▸ **Tasks**:
(1) For each statement (a), (b), and (c), decide whether it agrees with the science education text below, and answer yes or no, quoting the deciding words from the text. (a) Constructivism was introduced by a group of psychologists almost 50 years ago. (b) Simple passive listening reduces dropouts among undergraduate students in STEM fields. (c) Active learners perform better in every learning outcome examined when compared to traditional lecturing.
(2) Repeat the science education text below word for word, from "Over the years, science" to "to real-world situations.".
(3) Summarize the science education text below in two sentences.

▸ **Page**:
____________________

Over the years, science education has been gradually reshaped in an attempt to improve learning outcomes. If science education is reformed further, there is potential for scientists to contribute even more to society. Shouldn’t empirically-validated teaching practices be applied across all universities? Further refinement of science education promises to shape a scientifically literate society in which citizens can apply scientific and moral reasoning to real-world situations.
Science education has been constantly evolving and is increasingly influenced by research in scientific teaching and learning. For instance, almost 50 years ago a group of psychologists influenced research in science education by introducing ‘constructivism’: the notion that learning requires active involvement and is constructed from prior knowledge. The application of this educational theory has been shown to promote higher-order thinking skills such as problem-solving and critical thinking (1).
Which teaching strategies, based on constructivism, are shown to improve learning, knowledge retention, and reach diverse groups of students?
- Active learning: despite the varied approaches to lecturing, simple passive listening can quickly overload the short-term memory of an average university student. This in turn leads to a less robust understanding and to an increase in undergraduate student dropouts, especially in Science, Technology, Engineering and Mathematics fields. Numerous research studies show that active learners perform significantly better in almost every learning outcome examined when compared to traditional lecturing (2, 3).

____________________

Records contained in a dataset

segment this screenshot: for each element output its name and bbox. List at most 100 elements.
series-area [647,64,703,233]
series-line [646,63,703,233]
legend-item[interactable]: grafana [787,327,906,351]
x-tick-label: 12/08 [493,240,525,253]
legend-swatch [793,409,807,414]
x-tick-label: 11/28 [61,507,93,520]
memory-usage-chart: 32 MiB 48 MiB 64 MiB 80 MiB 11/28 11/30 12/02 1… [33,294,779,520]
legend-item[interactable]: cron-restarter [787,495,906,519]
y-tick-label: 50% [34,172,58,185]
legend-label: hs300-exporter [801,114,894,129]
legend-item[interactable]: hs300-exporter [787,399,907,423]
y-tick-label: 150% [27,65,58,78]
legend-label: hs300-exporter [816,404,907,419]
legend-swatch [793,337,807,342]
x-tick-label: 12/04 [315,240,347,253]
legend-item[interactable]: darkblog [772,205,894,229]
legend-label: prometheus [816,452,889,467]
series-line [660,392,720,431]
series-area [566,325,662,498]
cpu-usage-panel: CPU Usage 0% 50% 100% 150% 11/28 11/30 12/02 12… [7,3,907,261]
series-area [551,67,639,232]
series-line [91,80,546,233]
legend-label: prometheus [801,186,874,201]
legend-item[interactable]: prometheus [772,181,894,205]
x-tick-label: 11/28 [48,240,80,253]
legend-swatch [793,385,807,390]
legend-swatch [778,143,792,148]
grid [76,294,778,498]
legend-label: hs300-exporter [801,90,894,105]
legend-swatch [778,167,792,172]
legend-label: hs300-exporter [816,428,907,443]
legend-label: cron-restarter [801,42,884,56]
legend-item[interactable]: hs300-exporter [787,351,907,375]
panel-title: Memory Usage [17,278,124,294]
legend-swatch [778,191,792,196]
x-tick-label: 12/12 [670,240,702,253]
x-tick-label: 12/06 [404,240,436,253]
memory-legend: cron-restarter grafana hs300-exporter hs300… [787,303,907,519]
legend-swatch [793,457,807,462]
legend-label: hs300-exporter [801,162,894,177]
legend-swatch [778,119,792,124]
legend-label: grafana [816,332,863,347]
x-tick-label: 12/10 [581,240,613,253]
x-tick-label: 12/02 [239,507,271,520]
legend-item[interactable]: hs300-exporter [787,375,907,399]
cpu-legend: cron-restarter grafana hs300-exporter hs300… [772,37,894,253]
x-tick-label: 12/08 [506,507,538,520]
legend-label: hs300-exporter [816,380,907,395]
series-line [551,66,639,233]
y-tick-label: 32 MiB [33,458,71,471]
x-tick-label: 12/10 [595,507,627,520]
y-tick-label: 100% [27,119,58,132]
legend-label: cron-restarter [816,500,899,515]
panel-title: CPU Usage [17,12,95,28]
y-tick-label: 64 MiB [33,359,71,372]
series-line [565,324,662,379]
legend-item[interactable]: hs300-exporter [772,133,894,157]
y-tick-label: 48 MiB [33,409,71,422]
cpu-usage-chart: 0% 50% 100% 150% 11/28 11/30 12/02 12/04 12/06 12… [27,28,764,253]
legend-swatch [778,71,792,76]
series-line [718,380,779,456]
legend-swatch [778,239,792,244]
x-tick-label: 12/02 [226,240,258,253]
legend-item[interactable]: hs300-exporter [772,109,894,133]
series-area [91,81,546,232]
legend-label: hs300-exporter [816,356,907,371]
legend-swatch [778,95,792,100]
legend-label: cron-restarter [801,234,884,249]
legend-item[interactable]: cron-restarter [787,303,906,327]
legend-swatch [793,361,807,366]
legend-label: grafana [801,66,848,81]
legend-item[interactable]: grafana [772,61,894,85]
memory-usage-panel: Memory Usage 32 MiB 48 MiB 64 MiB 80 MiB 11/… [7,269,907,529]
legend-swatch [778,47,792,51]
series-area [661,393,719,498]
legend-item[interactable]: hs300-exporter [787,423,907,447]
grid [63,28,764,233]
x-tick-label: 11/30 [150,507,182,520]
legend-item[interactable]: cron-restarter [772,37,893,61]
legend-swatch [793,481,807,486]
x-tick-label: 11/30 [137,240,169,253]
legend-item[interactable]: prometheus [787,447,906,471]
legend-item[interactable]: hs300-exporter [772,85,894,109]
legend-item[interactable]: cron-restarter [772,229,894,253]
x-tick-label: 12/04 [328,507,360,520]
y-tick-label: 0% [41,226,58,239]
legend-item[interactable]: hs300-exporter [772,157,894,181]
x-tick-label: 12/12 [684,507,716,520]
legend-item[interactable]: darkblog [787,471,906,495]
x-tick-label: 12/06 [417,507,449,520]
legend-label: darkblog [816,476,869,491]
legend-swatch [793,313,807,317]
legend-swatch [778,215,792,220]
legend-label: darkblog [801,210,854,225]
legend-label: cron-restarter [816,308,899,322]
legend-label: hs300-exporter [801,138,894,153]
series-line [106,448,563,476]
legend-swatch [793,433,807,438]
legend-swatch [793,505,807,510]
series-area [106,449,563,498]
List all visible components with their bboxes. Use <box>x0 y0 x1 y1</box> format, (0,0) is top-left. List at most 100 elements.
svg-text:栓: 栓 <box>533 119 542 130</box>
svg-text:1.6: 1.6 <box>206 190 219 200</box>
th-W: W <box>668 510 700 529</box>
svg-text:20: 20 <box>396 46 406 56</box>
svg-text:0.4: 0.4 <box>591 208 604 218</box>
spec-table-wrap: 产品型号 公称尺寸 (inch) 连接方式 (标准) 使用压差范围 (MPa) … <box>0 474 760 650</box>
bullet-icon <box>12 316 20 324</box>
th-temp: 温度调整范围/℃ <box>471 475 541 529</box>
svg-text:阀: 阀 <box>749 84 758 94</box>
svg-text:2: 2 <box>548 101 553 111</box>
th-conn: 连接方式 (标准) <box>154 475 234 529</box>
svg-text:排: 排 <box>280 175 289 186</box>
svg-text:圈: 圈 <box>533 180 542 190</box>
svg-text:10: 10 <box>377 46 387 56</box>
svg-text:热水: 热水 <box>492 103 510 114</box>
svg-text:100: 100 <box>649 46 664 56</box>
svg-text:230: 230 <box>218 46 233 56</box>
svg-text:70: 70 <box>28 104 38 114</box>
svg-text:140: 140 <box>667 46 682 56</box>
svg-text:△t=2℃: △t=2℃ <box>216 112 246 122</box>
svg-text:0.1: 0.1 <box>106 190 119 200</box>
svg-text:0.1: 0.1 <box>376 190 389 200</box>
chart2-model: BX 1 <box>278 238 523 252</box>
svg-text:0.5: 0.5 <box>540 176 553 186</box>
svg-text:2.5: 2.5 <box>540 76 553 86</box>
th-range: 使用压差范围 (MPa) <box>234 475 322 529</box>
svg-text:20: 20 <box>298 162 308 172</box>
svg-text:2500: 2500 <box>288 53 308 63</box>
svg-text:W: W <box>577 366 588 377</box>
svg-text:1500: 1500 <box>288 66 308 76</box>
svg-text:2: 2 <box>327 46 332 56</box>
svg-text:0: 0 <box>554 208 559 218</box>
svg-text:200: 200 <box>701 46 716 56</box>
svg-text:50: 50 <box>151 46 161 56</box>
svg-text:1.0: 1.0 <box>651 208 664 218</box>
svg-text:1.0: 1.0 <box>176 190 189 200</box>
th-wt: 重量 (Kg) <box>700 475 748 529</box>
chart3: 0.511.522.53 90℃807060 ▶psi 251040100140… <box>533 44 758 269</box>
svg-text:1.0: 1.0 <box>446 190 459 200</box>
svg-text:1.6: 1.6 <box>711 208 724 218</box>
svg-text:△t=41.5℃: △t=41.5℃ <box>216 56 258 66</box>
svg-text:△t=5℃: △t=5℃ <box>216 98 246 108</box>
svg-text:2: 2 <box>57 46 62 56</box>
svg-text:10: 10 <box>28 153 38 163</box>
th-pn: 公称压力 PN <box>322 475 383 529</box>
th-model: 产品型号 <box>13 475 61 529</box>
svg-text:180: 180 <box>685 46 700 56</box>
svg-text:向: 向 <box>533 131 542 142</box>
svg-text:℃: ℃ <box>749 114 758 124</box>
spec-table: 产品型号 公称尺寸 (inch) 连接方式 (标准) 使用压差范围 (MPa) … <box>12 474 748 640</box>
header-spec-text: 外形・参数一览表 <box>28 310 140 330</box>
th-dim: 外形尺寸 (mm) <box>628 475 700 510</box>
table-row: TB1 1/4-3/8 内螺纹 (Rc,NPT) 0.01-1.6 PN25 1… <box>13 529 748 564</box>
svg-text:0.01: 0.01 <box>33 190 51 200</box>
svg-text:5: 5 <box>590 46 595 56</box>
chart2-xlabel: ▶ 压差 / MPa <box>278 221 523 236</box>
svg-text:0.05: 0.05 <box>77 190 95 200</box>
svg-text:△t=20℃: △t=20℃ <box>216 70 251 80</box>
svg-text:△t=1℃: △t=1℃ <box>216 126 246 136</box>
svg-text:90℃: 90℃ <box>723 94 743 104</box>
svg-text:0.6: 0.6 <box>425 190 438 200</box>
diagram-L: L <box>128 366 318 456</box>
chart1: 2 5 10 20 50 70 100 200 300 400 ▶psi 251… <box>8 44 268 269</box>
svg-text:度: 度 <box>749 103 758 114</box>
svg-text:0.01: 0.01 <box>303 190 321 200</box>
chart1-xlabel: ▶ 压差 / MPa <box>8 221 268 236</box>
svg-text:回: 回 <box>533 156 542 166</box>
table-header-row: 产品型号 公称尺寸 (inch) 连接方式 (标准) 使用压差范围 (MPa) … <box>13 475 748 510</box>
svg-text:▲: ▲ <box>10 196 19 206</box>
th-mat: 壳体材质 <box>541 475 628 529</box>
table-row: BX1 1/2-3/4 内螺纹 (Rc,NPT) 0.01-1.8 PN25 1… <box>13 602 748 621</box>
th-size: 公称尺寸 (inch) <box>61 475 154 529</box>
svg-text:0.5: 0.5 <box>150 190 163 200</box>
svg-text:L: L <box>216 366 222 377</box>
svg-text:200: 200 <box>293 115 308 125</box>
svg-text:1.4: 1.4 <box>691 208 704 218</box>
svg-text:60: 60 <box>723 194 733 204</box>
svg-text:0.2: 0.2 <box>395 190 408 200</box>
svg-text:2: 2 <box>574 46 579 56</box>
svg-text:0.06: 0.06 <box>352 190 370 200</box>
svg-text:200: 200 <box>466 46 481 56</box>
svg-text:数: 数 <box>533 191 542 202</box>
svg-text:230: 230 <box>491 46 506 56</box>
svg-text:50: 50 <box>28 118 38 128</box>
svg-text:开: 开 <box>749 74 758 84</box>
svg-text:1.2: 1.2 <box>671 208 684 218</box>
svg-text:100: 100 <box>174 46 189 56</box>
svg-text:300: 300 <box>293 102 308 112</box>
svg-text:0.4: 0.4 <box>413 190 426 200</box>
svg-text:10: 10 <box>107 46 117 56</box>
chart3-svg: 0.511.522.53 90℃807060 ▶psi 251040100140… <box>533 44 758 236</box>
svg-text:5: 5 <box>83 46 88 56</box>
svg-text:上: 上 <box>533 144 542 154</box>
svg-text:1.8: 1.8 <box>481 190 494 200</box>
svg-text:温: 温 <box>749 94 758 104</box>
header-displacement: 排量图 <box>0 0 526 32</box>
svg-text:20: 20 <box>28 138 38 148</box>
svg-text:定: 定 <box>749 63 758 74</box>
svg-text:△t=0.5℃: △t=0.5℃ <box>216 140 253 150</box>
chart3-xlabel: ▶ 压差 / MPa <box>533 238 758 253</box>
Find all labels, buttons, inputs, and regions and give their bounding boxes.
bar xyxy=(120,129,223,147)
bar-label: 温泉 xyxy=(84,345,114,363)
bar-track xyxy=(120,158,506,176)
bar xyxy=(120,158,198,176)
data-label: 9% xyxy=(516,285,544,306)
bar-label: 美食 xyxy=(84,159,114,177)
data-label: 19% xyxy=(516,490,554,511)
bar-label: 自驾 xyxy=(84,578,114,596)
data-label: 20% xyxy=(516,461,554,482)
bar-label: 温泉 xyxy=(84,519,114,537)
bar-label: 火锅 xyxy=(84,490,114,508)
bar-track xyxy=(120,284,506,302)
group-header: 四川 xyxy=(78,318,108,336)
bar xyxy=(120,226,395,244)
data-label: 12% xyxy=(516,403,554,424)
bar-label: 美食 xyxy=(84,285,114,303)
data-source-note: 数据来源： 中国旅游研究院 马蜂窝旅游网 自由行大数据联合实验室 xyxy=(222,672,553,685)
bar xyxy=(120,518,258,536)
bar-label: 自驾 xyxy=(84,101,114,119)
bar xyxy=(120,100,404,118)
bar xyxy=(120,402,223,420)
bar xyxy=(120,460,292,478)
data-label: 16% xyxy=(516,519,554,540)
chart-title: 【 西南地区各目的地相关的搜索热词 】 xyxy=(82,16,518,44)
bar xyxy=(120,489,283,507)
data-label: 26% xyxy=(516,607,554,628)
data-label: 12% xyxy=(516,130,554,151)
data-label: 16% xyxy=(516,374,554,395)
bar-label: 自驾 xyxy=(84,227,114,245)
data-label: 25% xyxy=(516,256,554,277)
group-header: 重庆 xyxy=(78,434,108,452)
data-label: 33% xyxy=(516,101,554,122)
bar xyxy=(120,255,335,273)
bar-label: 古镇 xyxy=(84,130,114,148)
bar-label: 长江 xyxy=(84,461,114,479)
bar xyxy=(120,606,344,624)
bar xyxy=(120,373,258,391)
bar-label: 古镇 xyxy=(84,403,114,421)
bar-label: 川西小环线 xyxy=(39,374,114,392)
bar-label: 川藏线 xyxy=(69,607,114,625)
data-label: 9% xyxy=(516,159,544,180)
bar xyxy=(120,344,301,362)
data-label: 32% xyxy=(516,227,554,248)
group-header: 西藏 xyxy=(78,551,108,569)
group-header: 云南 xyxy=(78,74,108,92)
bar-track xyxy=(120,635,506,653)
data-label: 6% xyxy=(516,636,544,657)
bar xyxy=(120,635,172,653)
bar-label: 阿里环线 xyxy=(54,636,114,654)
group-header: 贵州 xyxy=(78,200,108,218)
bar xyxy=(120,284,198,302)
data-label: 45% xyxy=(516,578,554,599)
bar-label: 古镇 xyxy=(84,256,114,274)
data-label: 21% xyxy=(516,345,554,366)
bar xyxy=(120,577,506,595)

____________________

▸ **List of solutions**:
(1)
(a) Yes: "almost 50 years ago a group of psychologists influenced research in science education by introducing ‘constructivism’"
(b) No: "This in turn leads to a less robust understanding and to an increase in undergraduate student dropouts, especially in Science, Technology, Engineering and Mathematics fields."
(c) No: "active learners perform significantly better in almost every learning outcome examined when compared to traditional lecturing"

(2)
Over the years, science education has been gradually reshaped in an attempt to improve learning outcomes. If science education is reformed further, there is potential for scientists to contribute even more to society. Shouldn’t empirically-validated teaching practices be applied across all universities? Further refinement of science education promises to shape a scientifically literate society in which citizens can apply scientific and moral reasoning to real-world situations.

(3) Science education has been reshaped over the years and is increasingly influenced by research, including constructivism, the idea that learning requires active involvement and builds on prior knowledge. Active learning, a strategy based on constructivism, avoids the memory overload that passive listening can cause, and research shows that active learners perform significantly better than students in traditional lectures in almost every learning outcome examined.